## [Goal]
Check every line of the entries for "true", and copy the lines that hold it.

## [Source data]
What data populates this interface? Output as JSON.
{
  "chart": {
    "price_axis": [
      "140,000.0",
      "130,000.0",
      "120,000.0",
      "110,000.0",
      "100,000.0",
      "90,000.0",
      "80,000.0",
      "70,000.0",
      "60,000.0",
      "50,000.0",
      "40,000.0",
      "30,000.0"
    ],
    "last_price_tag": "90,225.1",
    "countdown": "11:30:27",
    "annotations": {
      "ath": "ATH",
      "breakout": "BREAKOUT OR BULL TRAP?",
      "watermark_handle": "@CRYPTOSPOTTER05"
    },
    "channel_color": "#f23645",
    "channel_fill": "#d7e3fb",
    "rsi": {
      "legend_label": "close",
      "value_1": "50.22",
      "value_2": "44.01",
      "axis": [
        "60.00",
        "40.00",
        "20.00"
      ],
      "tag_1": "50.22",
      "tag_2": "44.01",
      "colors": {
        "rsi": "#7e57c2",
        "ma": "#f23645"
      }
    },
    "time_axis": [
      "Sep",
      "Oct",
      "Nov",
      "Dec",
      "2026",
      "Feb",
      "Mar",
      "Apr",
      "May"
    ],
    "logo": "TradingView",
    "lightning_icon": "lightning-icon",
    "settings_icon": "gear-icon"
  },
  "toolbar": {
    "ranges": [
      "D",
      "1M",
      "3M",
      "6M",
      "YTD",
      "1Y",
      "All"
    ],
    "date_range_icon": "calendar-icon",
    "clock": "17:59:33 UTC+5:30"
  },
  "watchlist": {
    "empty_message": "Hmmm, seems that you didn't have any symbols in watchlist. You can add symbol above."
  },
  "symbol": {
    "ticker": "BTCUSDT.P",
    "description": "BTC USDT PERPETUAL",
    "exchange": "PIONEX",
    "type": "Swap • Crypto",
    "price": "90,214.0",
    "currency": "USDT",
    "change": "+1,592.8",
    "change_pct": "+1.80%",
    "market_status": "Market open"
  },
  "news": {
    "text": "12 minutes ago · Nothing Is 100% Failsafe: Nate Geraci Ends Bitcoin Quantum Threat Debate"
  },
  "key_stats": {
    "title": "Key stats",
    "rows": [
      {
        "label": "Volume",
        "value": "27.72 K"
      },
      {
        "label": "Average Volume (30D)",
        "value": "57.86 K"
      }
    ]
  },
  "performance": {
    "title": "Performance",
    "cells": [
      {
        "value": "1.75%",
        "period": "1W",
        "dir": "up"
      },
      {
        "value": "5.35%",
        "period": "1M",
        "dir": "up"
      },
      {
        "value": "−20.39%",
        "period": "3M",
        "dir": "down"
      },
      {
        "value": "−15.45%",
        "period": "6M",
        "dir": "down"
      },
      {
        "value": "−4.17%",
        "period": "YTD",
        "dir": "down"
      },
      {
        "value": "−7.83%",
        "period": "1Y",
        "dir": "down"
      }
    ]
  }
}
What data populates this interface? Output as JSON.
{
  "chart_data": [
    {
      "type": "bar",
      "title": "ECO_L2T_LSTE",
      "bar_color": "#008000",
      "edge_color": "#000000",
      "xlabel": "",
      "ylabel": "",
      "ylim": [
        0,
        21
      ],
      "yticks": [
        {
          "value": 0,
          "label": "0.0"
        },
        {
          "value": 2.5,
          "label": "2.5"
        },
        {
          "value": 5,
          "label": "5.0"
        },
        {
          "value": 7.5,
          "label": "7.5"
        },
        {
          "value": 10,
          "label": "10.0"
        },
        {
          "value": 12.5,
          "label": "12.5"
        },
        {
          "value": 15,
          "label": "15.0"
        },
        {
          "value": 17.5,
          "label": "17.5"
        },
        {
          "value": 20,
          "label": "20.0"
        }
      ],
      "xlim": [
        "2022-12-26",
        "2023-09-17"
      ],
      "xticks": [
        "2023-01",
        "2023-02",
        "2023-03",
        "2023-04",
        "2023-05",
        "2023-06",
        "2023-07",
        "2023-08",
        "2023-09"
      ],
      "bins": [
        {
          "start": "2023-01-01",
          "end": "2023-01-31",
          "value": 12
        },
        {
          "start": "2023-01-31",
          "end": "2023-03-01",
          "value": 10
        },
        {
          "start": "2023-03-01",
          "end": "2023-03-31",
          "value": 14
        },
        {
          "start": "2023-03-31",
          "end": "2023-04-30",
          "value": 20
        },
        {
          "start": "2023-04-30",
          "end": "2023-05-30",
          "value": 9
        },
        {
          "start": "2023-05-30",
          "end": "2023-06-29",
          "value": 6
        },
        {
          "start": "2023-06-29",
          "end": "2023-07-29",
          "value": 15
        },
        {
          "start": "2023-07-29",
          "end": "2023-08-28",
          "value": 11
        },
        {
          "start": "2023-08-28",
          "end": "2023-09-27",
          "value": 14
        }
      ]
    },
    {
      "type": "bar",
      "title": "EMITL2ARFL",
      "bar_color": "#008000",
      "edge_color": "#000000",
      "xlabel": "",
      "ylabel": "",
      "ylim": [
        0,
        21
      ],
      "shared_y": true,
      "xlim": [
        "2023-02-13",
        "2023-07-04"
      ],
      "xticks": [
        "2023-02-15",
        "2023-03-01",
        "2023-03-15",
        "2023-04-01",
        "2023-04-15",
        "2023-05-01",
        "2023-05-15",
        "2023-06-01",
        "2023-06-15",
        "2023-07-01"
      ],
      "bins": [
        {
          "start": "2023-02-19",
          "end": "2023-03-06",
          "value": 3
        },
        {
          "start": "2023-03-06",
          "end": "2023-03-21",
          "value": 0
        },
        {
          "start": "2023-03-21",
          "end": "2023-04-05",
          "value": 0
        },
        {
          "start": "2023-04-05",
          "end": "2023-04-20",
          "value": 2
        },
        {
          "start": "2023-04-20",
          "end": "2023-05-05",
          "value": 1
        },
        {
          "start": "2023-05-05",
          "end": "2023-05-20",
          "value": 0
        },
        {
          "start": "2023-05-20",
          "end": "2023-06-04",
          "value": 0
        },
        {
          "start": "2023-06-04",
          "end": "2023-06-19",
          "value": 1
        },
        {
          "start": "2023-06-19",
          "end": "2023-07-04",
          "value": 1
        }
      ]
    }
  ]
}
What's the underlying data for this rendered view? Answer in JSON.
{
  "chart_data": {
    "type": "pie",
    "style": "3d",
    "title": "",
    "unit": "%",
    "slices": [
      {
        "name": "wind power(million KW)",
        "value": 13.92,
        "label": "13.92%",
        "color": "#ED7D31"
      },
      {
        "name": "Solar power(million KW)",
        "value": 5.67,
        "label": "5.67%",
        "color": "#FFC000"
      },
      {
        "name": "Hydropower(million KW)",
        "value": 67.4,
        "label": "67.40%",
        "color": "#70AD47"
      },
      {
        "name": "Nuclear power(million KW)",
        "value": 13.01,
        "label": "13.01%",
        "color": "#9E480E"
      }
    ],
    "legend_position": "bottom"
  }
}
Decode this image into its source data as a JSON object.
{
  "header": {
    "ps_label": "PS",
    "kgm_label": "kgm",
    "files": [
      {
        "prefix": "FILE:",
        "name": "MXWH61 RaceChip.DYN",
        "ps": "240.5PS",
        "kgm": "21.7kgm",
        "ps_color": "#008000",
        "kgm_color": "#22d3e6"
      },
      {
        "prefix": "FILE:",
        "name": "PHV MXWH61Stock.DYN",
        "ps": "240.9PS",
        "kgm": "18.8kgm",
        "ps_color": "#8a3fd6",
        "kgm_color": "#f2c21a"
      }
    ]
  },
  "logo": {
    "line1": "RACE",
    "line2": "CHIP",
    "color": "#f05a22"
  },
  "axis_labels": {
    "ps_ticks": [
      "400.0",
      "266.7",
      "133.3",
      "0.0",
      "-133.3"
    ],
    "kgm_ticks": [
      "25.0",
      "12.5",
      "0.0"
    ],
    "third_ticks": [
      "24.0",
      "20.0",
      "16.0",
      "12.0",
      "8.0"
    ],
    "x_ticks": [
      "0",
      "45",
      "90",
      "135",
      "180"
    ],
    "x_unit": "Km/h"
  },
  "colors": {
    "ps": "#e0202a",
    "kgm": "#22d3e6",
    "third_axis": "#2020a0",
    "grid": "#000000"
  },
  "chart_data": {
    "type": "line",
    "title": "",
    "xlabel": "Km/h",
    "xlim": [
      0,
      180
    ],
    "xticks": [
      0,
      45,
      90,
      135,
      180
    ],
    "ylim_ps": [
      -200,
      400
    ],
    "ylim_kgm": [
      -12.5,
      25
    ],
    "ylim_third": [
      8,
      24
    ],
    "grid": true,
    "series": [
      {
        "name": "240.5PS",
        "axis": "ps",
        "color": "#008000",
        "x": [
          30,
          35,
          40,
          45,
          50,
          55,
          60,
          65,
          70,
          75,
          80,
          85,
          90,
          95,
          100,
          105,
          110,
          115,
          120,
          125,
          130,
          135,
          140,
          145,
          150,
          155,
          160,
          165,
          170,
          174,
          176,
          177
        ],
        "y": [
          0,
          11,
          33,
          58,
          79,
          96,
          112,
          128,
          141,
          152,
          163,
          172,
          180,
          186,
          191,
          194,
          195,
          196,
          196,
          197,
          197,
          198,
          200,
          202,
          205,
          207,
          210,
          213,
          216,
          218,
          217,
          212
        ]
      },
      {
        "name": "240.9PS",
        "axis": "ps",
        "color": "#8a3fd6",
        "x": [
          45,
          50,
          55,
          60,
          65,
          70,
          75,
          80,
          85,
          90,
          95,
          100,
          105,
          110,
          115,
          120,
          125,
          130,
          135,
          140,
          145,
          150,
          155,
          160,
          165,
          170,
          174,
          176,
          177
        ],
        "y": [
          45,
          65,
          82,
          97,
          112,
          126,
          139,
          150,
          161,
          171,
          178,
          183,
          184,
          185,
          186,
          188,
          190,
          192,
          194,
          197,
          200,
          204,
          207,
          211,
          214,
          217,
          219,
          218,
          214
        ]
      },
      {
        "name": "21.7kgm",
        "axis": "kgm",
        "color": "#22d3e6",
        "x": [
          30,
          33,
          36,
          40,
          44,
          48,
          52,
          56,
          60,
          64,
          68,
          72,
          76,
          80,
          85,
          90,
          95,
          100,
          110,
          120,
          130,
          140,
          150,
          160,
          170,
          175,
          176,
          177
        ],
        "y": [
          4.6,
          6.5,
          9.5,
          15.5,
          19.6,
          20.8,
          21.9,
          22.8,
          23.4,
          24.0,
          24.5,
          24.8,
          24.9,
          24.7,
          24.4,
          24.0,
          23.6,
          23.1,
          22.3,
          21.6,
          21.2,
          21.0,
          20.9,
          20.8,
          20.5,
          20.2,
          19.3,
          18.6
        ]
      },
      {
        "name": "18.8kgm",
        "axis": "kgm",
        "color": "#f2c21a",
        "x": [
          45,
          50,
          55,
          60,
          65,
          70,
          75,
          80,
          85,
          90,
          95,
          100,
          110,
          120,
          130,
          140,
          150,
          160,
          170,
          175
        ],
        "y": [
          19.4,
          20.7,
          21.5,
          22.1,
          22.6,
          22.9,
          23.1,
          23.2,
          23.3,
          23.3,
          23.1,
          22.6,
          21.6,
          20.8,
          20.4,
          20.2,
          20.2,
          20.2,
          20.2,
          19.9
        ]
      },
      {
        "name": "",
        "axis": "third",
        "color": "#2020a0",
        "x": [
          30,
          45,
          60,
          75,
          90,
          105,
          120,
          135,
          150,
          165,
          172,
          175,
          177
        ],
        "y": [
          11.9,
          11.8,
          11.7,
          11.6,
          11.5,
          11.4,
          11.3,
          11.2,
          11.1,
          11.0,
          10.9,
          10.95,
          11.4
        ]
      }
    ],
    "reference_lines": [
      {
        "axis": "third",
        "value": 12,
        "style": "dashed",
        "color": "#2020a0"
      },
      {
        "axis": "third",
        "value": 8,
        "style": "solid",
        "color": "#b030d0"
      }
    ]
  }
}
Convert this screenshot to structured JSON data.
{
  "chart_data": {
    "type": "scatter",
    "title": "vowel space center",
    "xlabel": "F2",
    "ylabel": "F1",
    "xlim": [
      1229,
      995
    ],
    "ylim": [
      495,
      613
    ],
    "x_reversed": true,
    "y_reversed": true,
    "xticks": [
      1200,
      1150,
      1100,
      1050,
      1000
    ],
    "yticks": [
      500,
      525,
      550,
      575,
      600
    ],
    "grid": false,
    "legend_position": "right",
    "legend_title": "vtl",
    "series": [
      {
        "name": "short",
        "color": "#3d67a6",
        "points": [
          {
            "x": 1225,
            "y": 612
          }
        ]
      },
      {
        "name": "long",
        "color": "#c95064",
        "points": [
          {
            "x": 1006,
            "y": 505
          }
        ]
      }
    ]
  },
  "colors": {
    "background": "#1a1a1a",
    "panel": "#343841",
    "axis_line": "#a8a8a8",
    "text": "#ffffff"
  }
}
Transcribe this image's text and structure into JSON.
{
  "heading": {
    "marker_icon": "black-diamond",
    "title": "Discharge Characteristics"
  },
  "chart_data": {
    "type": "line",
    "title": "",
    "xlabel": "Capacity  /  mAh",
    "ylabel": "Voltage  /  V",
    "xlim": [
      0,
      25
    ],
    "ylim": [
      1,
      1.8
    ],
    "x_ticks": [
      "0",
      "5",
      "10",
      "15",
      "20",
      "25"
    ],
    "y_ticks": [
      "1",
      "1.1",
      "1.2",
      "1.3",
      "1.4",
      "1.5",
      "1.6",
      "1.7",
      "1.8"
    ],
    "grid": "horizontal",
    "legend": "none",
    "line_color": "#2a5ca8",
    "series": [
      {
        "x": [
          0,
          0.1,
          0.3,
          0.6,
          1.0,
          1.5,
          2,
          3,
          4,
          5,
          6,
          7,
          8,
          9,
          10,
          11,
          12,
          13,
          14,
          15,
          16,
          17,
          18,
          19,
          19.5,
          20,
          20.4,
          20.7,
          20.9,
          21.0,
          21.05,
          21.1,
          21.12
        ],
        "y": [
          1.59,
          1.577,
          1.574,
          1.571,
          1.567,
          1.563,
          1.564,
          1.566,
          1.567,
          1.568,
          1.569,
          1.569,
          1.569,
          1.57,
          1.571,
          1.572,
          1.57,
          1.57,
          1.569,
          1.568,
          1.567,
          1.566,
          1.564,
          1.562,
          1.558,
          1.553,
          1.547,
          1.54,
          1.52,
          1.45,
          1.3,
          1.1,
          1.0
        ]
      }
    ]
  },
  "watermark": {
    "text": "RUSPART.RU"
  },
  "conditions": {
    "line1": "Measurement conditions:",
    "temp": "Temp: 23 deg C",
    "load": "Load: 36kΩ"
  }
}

## [Solution below]
      "shared_y": true,
    "grid": true,
    "x_reversed": true,
    "y_reversed": true,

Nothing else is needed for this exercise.